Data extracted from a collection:
----

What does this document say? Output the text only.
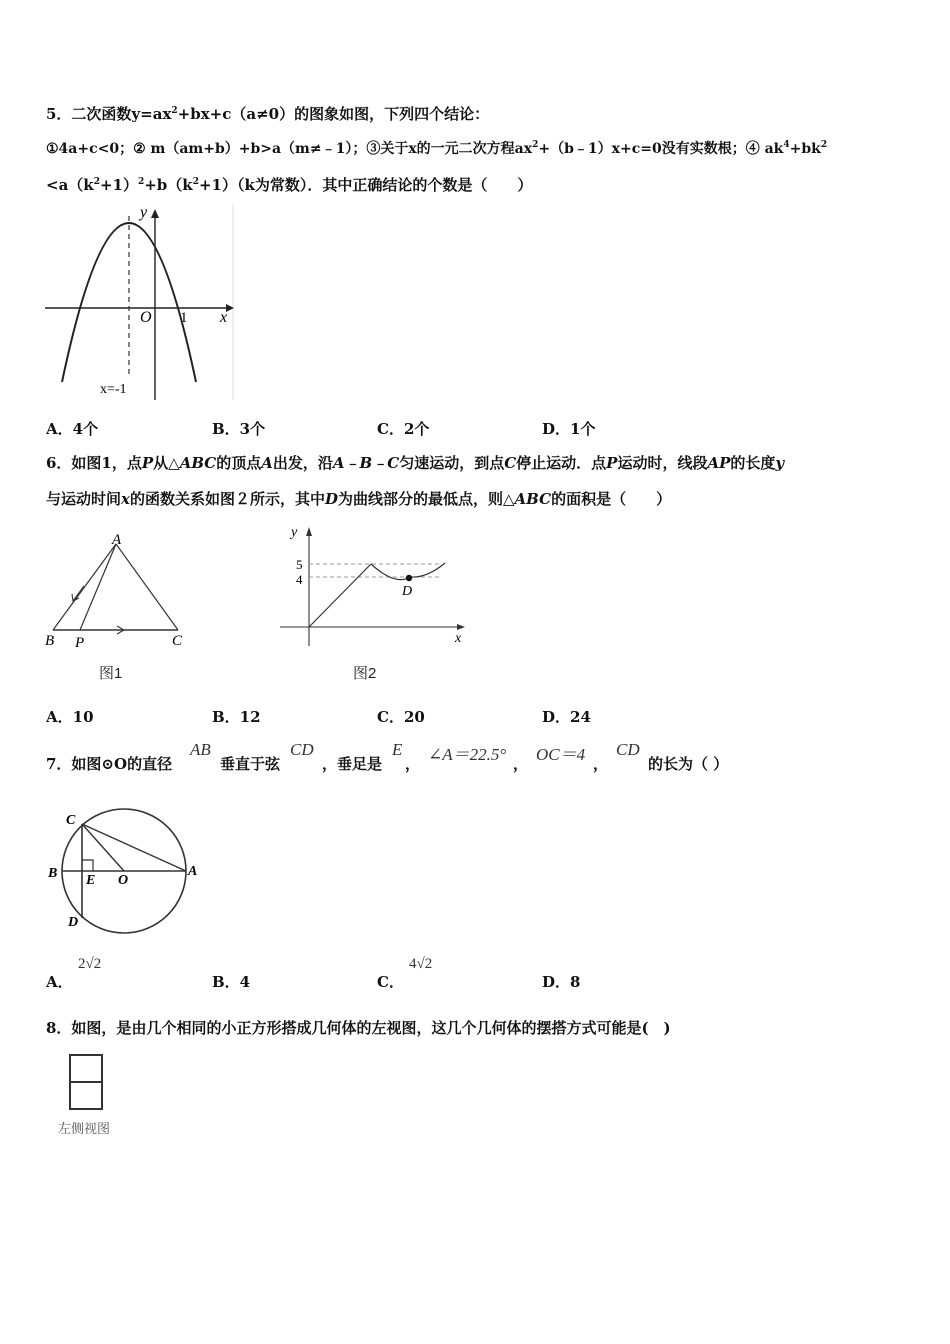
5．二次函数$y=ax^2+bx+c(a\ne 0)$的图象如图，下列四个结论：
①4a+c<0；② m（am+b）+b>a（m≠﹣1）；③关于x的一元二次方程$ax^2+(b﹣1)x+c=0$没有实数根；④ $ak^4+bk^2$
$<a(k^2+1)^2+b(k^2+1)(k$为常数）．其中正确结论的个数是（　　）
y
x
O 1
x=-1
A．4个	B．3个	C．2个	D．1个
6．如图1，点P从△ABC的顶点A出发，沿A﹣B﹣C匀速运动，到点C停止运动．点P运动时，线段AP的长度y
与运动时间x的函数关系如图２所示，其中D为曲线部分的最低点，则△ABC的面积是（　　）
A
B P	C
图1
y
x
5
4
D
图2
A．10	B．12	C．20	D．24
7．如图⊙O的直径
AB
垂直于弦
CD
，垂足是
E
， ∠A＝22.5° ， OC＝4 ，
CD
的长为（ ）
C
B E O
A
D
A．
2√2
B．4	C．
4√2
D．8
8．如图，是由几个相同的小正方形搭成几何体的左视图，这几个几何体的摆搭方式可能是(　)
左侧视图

----

What is required.
Copy the data word for word. Pictures do not go in the copy.

The solution.
What does this document say? Output the text only.
5．二次函数$y=ax^2+bx+c(a\ne 0)$的图象如图，下列四个结论：
①4a+c<0；② m（am+b）+b>a（m≠﹣1）；③关于x的一元二次方程$ax^2+(b﹣1)x+c=0$没有实数根；④ $ak^4+bk^2$
$<a(k^2+1)^2+b(k^2+1)(k$为常数）．其中正确结论的个数是（　　）
y
x
O 1
x=-1
A．4个	B．3个	C．2个	D．1个
6．如图1，点P从△ABC的顶点A出发，沿A﹣B﹣C匀速运动，到点C停止运动．点P运动时，线段AP的长度y
与运动时间x的函数关系如图２所示，其中D为曲线部分的最低点，则△ABC的面积是（　　）
A
B P	C
图1
y
x
5
4
D
图2
A．10	B．12	C．20	D．24
7．如图⊙O的直径
AB
垂直于弦
CD
，垂足是
E
， ∠A＝22.5° ， OC＝4 ，
CD
的长为（ ）
C
B E O
A
D
A．
2√2
B．4	C．
4√2
D．8
8．如图，是由几个相同的小正方形搭成几何体的左视图，这几个几何体的摆搭方式可能是(　)
左侧视图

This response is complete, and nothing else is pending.